_REQUEST_
Spot every line with the word "Potsdam" and return it.
((
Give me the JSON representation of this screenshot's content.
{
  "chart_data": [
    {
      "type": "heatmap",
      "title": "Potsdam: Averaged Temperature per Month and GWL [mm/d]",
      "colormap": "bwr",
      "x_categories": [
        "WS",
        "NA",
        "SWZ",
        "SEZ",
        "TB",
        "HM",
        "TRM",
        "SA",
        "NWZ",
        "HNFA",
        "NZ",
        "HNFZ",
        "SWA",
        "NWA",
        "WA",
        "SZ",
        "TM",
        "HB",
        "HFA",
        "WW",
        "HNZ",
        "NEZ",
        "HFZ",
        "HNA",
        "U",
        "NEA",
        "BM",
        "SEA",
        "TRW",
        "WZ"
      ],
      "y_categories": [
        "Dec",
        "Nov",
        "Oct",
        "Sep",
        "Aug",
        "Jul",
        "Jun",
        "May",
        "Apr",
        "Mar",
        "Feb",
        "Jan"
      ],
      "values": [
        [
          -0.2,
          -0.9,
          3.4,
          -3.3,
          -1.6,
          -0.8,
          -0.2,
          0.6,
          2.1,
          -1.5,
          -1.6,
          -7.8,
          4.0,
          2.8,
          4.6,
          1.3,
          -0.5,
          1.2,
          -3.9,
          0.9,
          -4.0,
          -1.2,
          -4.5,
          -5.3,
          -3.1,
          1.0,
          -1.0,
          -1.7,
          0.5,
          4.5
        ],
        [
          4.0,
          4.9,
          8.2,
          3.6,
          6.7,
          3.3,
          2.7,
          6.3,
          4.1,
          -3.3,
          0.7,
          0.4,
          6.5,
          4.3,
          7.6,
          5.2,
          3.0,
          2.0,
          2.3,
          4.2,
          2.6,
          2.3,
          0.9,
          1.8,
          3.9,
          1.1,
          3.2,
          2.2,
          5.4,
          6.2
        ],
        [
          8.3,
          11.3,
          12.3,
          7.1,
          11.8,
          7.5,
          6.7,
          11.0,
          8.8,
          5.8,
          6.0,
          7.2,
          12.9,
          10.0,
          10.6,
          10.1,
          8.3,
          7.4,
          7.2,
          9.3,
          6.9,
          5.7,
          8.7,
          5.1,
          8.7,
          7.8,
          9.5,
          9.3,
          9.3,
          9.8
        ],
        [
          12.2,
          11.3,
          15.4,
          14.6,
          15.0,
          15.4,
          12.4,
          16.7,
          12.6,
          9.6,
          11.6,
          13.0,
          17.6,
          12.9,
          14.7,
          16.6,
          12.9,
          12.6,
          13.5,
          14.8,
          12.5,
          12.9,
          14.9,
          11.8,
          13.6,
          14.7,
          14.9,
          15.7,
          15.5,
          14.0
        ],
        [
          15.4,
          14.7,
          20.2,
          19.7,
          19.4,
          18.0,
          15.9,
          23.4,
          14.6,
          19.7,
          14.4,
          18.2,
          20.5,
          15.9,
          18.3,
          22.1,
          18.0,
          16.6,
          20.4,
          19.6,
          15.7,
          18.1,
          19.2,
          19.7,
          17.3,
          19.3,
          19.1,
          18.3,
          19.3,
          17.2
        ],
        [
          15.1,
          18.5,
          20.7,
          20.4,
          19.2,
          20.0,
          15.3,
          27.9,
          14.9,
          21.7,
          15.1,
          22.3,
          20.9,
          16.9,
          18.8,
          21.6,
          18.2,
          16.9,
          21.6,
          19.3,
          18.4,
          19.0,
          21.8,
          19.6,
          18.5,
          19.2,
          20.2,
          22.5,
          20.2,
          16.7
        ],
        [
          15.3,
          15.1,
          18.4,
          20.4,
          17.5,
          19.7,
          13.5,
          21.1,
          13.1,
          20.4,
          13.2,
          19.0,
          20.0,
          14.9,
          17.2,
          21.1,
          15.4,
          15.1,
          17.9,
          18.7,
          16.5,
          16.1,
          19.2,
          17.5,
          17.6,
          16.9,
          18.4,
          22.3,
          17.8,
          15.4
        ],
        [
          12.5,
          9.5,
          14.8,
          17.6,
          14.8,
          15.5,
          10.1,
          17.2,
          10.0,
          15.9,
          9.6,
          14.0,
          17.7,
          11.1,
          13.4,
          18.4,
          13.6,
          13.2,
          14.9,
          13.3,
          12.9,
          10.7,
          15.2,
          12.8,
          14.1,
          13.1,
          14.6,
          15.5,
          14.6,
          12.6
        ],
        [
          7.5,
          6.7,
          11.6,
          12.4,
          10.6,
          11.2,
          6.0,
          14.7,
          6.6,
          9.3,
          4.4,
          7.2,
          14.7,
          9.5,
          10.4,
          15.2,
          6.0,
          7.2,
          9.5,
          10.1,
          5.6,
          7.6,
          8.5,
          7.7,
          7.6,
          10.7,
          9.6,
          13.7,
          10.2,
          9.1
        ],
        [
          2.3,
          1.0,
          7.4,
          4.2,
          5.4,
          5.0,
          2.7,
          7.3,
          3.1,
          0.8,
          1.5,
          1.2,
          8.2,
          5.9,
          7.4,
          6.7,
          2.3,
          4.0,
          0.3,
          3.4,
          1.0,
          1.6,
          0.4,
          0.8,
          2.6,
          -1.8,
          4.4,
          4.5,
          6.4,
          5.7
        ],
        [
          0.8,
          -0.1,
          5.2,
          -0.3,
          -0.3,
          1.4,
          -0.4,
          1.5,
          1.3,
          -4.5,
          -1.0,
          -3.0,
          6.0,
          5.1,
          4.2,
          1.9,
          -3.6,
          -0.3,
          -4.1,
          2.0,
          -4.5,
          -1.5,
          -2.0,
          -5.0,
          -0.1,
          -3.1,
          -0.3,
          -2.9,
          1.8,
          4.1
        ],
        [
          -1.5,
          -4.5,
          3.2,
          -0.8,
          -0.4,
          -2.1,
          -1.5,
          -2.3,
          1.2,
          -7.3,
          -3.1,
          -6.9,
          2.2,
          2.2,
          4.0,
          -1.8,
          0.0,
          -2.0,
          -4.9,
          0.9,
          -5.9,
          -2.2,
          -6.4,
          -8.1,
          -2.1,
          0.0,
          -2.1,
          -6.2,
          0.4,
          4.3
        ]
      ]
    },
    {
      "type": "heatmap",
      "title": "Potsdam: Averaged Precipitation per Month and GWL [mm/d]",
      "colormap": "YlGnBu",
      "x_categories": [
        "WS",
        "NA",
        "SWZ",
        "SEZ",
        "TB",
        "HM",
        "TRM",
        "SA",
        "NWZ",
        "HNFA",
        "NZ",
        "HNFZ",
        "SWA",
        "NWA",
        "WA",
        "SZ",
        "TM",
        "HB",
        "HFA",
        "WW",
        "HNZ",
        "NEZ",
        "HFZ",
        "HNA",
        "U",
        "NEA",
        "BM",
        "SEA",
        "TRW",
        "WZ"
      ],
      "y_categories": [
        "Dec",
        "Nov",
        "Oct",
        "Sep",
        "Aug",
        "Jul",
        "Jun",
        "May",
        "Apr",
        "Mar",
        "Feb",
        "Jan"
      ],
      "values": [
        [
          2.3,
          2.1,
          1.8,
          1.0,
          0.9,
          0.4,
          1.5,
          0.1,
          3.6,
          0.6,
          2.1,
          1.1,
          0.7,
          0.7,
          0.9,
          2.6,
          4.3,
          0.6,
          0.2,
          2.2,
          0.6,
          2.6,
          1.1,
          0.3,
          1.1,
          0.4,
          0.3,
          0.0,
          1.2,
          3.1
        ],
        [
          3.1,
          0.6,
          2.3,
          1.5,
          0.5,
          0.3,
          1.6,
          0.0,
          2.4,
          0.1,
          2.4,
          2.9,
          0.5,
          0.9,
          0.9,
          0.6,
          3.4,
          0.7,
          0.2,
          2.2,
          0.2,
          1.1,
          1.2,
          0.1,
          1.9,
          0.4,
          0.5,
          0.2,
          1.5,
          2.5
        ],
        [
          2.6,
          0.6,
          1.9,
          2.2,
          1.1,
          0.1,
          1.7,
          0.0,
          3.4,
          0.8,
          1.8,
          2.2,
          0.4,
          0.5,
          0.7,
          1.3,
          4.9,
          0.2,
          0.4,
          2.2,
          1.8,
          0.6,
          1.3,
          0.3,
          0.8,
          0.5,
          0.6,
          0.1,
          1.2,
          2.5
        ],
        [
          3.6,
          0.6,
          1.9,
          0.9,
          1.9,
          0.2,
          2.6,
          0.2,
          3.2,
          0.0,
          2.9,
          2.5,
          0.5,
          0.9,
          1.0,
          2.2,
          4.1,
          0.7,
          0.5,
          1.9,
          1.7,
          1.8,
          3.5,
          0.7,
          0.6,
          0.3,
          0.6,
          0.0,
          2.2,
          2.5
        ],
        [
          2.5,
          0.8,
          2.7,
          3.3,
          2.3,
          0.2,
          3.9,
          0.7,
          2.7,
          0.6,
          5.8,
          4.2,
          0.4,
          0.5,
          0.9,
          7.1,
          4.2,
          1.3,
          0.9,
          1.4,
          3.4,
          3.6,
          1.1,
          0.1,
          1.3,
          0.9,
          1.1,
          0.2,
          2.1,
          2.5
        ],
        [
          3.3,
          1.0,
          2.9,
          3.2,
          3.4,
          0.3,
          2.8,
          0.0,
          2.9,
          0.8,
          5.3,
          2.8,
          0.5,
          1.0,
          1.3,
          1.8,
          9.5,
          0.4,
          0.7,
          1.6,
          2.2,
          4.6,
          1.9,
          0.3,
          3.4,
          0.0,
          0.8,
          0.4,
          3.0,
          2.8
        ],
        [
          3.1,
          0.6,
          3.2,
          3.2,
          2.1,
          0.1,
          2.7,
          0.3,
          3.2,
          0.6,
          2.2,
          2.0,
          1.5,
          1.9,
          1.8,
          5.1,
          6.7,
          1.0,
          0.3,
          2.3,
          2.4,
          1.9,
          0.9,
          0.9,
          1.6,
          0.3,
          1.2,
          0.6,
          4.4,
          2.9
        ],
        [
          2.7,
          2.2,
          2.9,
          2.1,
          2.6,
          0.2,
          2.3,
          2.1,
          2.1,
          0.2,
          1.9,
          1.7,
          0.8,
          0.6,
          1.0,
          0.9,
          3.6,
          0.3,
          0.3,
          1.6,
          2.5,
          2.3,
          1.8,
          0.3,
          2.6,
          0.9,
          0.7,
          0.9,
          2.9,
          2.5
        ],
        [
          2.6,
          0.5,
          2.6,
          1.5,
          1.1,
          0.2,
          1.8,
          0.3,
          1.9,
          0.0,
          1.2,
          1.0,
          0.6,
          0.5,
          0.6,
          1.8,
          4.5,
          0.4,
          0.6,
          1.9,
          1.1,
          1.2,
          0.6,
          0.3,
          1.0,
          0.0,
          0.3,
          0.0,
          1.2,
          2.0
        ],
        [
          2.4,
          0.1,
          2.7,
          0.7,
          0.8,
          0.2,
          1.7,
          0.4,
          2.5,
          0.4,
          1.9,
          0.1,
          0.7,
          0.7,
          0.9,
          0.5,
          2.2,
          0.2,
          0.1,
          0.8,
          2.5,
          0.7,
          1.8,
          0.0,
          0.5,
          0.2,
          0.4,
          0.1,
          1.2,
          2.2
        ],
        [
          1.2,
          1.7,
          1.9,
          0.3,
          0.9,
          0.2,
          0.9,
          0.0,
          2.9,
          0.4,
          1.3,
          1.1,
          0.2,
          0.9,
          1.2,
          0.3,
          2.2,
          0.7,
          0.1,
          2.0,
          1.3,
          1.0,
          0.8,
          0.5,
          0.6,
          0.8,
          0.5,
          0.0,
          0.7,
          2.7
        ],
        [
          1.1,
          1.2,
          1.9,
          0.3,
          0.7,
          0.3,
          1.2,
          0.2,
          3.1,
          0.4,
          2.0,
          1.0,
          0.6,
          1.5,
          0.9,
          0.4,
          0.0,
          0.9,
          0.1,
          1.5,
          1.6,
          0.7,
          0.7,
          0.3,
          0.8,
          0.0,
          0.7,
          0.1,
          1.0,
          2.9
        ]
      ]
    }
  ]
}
))
_THE REPLY_
      "title": "Potsdam: Averaged Temperature per Month and GWL [mm/d]",
      "title": "Potsdam: Averaged Precipitation per Month and GWL [mm/d]",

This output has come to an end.